WHAT YOU ARE ASKED TO DO
Word for word, copy all the data and drop the pictures.

THE RECORDS
┌──

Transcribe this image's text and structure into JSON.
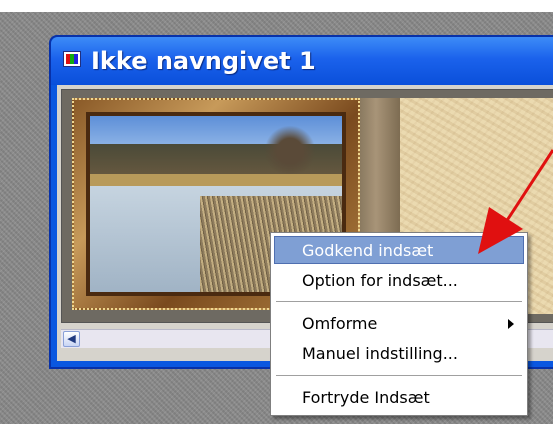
{
  "window": {
    "title": "Ikke navngivet 1"
  },
  "context_menu": {
    "items": [
      {
        "label": "Godkend indsæt",
        "highlighted": true
      },
      {
        "label": "Option for indsæt...",
        "highlighted": false
      },
      {
        "label": "Omforme",
        "highlighted": false,
        "has_submenu": true
      },
      {
        "label": "Manuel indstilling...",
        "highlighted": false
      },
      {
        "label": "Fortryde Indsæt",
        "highlighted": false
      }
    ]
  },
  "icons": {
    "app_icon": "film-strip-icon",
    "scroll_left": "arrow-left-icon",
    "submenu": "chevron-right-icon",
    "annotation": "red-pointer-arrow-icon"
  },
  "colors": {
    "titlebar": "#1b62ec",
    "menu_highlight": "#7f9fd4",
    "annotation_arrow": "#e01010"
  }
}
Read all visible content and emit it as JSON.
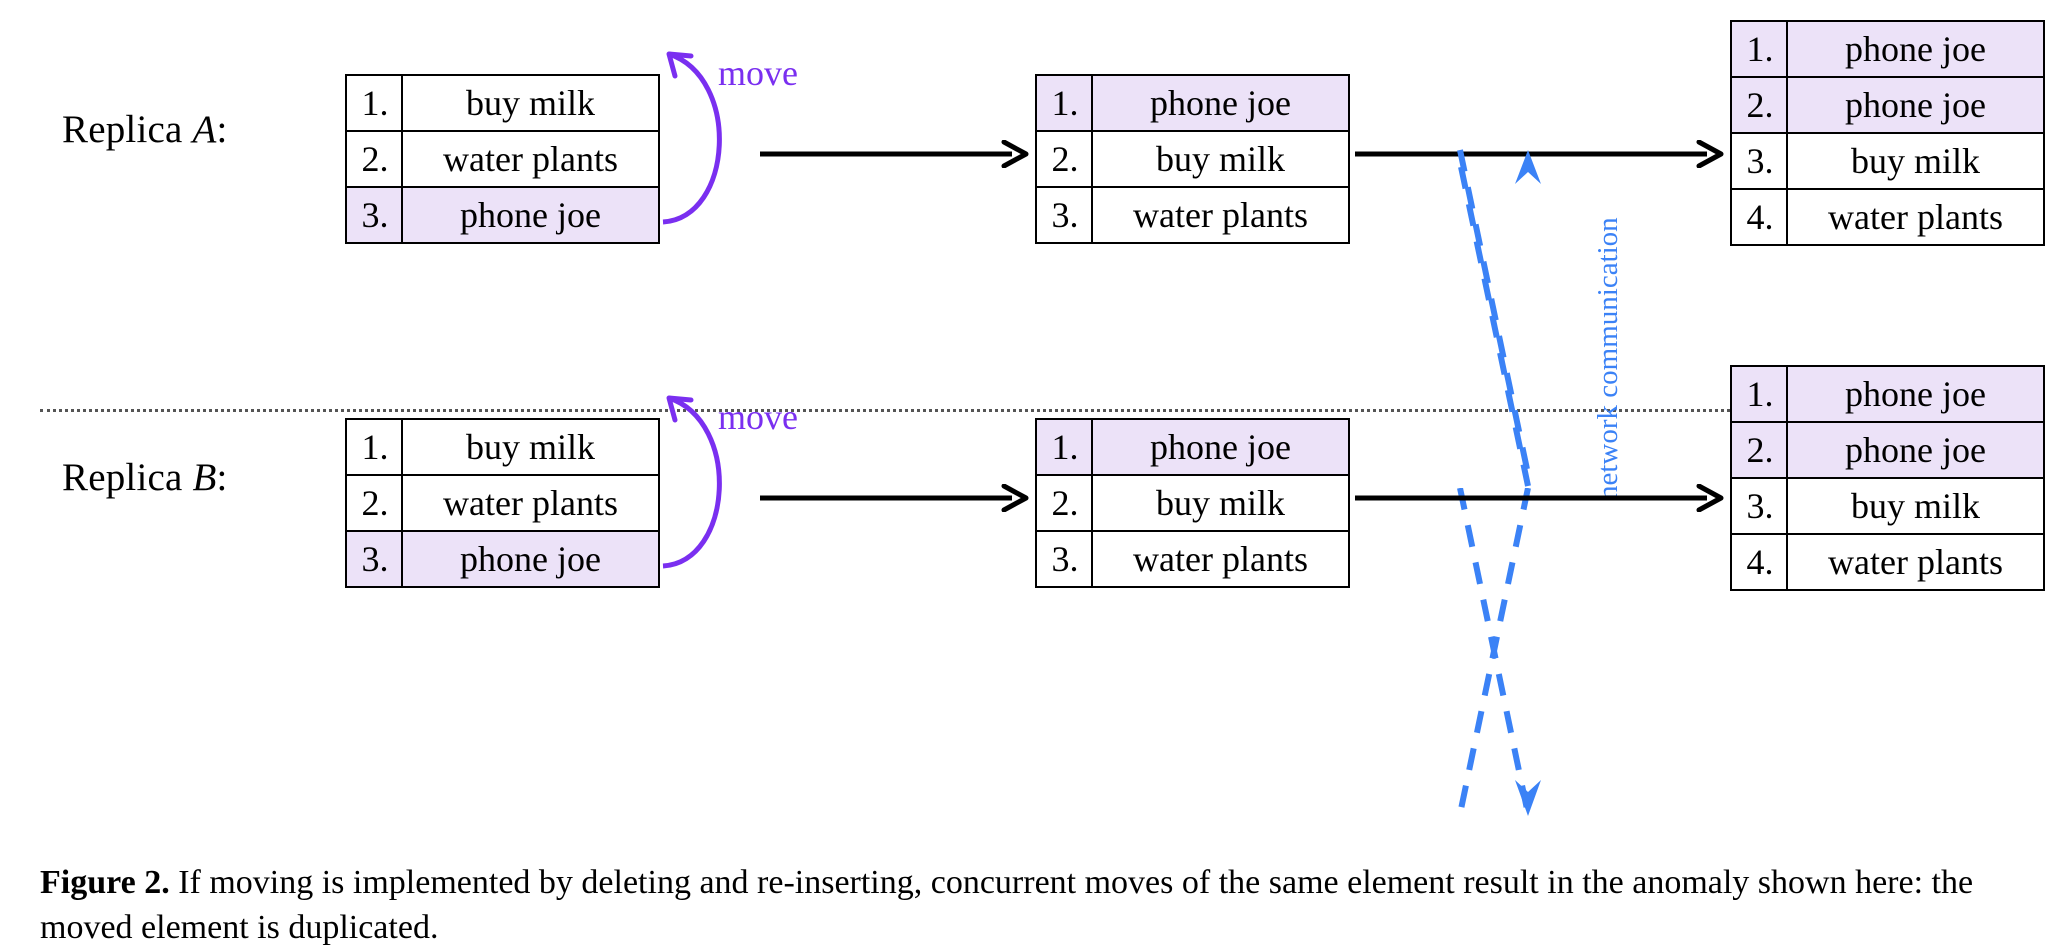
{
  "figure": {
    "caption_label": "Figure 2.",
    "caption_text": " If moving is implemented by deleting and re-inserting, concurrent moves of the same element result in the anomaly shown here: the moved element is duplicated."
  },
  "colors": {
    "highlight": "#ece2f8",
    "move_purple": "#7a2ff0",
    "network_blue": "#3b82f6",
    "line_black": "#000000",
    "separator": "#555555"
  },
  "labels": {
    "replica_a_prefix": "Replica ",
    "replica_a_name": "A",
    "replica_a_suffix": ":",
    "replica_b_prefix": "Replica ",
    "replica_b_name": "B",
    "replica_b_suffix": ":",
    "move_a": "move",
    "move_b": "move",
    "network": "network communication"
  },
  "replica_a": {
    "before": {
      "rows": [
        {
          "num": "1.",
          "item": "buy milk",
          "highlighted": false
        },
        {
          "num": "2.",
          "item": "water plants",
          "highlighted": false
        },
        {
          "num": "3.",
          "item": "phone joe",
          "highlighted": true
        }
      ]
    },
    "after_move": {
      "rows": [
        {
          "num": "1.",
          "item": "phone joe",
          "highlighted": true
        },
        {
          "num": "2.",
          "item": "buy milk",
          "highlighted": false
        },
        {
          "num": "3.",
          "item": "water plants",
          "highlighted": false
        }
      ]
    },
    "after_merge": {
      "rows": [
        {
          "num": "1.",
          "item": "phone joe",
          "highlighted": true
        },
        {
          "num": "2.",
          "item": "phone joe",
          "highlighted": true
        },
        {
          "num": "3.",
          "item": "buy milk",
          "highlighted": false
        },
        {
          "num": "4.",
          "item": "water plants",
          "highlighted": false
        }
      ]
    }
  },
  "replica_b": {
    "before": {
      "rows": [
        {
          "num": "1.",
          "item": "buy milk",
          "highlighted": false
        },
        {
          "num": "2.",
          "item": "water plants",
          "highlighted": false
        },
        {
          "num": "3.",
          "item": "phone joe",
          "highlighted": true
        }
      ]
    },
    "after_move": {
      "rows": [
        {
          "num": "1.",
          "item": "phone joe",
          "highlighted": true
        },
        {
          "num": "2.",
          "item": "buy milk",
          "highlighted": false
        },
        {
          "num": "3.",
          "item": "water plants",
          "highlighted": false
        }
      ]
    },
    "after_merge": {
      "rows": [
        {
          "num": "1.",
          "item": "phone joe",
          "highlighted": true
        },
        {
          "num": "2.",
          "item": "phone joe",
          "highlighted": true
        },
        {
          "num": "3.",
          "item": "buy milk",
          "highlighted": false
        },
        {
          "num": "4.",
          "item": "water plants",
          "highlighted": false
        }
      ]
    }
  }
}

└──

TASK SOLUTION
Transcribe this image's text and structure into JSON.
{
  "window": {
    "title": "Ikke navngivet 1"
  },
  "context_menu": {
    "items": [
      {
        "label": "Godkend indsæt",
        "highlighted": true
      },
      {
        "label": "Option for indsæt...",
        "highlighted": false
      },
      {
        "label": "Omforme",
        "highlighted": false,
        "has_submenu": true
      },
      {
        "label": "Manuel indstilling...",
        "highlighted": false
      },
      {
        "label": "Fortryde Indsæt",
        "highlighted": false
      }
    ]
  },
  "icons": {
    "app_icon": "film-strip-icon",
    "scroll_left": "arrow-left-icon",
    "submenu": "chevron-right-icon",
    "annotation": "red-pointer-arrow-icon"
  },
  "colors": {
    "titlebar": "#1b62ec",
    "menu_highlight": "#7f9fd4",
    "annotation_arrow": "#e01010"
  }
}
Read all visible content and emit it as JSON.
{
  "figure": {
    "caption_label": "Figure 2.",
    "caption_text": " If moving is implemented by deleting and re-inserting, concurrent moves of the same element result in the anomaly shown here: the moved element is duplicated."
  },
  "colors": {
    "highlight": "#ece2f8",
    "move_purple": "#7a2ff0",
    "network_blue": "#3b82f6",
    "line_black": "#000000",
    "separator": "#555555"
  },
  "labels": {
    "replica_a_prefix": "Replica ",
    "replica_a_name": "A",
    "replica_a_suffix": ":",
    "replica_b_prefix": "Replica ",
    "replica_b_name": "B",
    "replica_b_suffix": ":",
    "move_a": "move",
    "move_b": "move",
    "network": "network communication"
  },
  "replica_a": {
    "before": {
      "rows": [
        {
          "num": "1.",
          "item": "buy milk",
          "highlighted": false
        },
        {
          "num": "2.",
          "item": "water plants",
          "highlighted": false
        },
        {
          "num": "3.",
          "item": "phone joe",
          "highlighted": true
        }
      ]
    },
    "after_move": {
      "rows": [
        {
          "num": "1.",
          "item": "phone joe",
          "highlighted": true
        },
        {
          "num": "2.",
          "item": "buy milk",
          "highlighted": false
        },
        {
          "num": "3.",
          "item": "water plants",
          "highlighted": false
        }
      ]
    },
    "after_merge": {
      "rows": [
        {
          "num": "1.",
          "item": "phone joe",
          "highlighted": true
        },
        {
          "num": "2.",
          "item": "phone joe",
          "highlighted": true
        },
        {
          "num": "3.",
          "item": "buy milk",
          "highlighted": false
        },
        {
          "num": "4.",
          "item": "water plants",
          "highlighted": false
        }
      ]
    }
  },
  "replica_b": {
    "before": {
      "rows": [
        {
          "num": "1.",
          "item": "buy milk",
          "highlighted": false
        },
        {
          "num": "2.",
          "item": "water plants",
          "highlighted": false
        },
        {
          "num": "3.",
          "item": "phone joe",
          "highlighted": true
        }
      ]
    },
    "after_move": {
      "rows": [
        {
          "num": "1.",
          "item": "phone joe",
          "highlighted": true
        },
        {
          "num": "2.",
          "item": "buy milk",
          "highlighted": false
        },
        {
          "num": "3.",
          "item": "water plants",
          "highlighted": false
        }
      ]
    },
    "after_merge": {
      "rows": [
        {
          "num": "1.",
          "item": "phone joe",
          "highlighted": true
        },
        {
          "num": "2.",
          "item": "phone joe",
          "highlighted": true
        },
        {
          "num": "3.",
          "item": "buy milk",
          "highlighted": false
        },
        {
          "num": "4.",
          "item": "water plants",
          "highlighted": false
        }
      ]
    }
  }
}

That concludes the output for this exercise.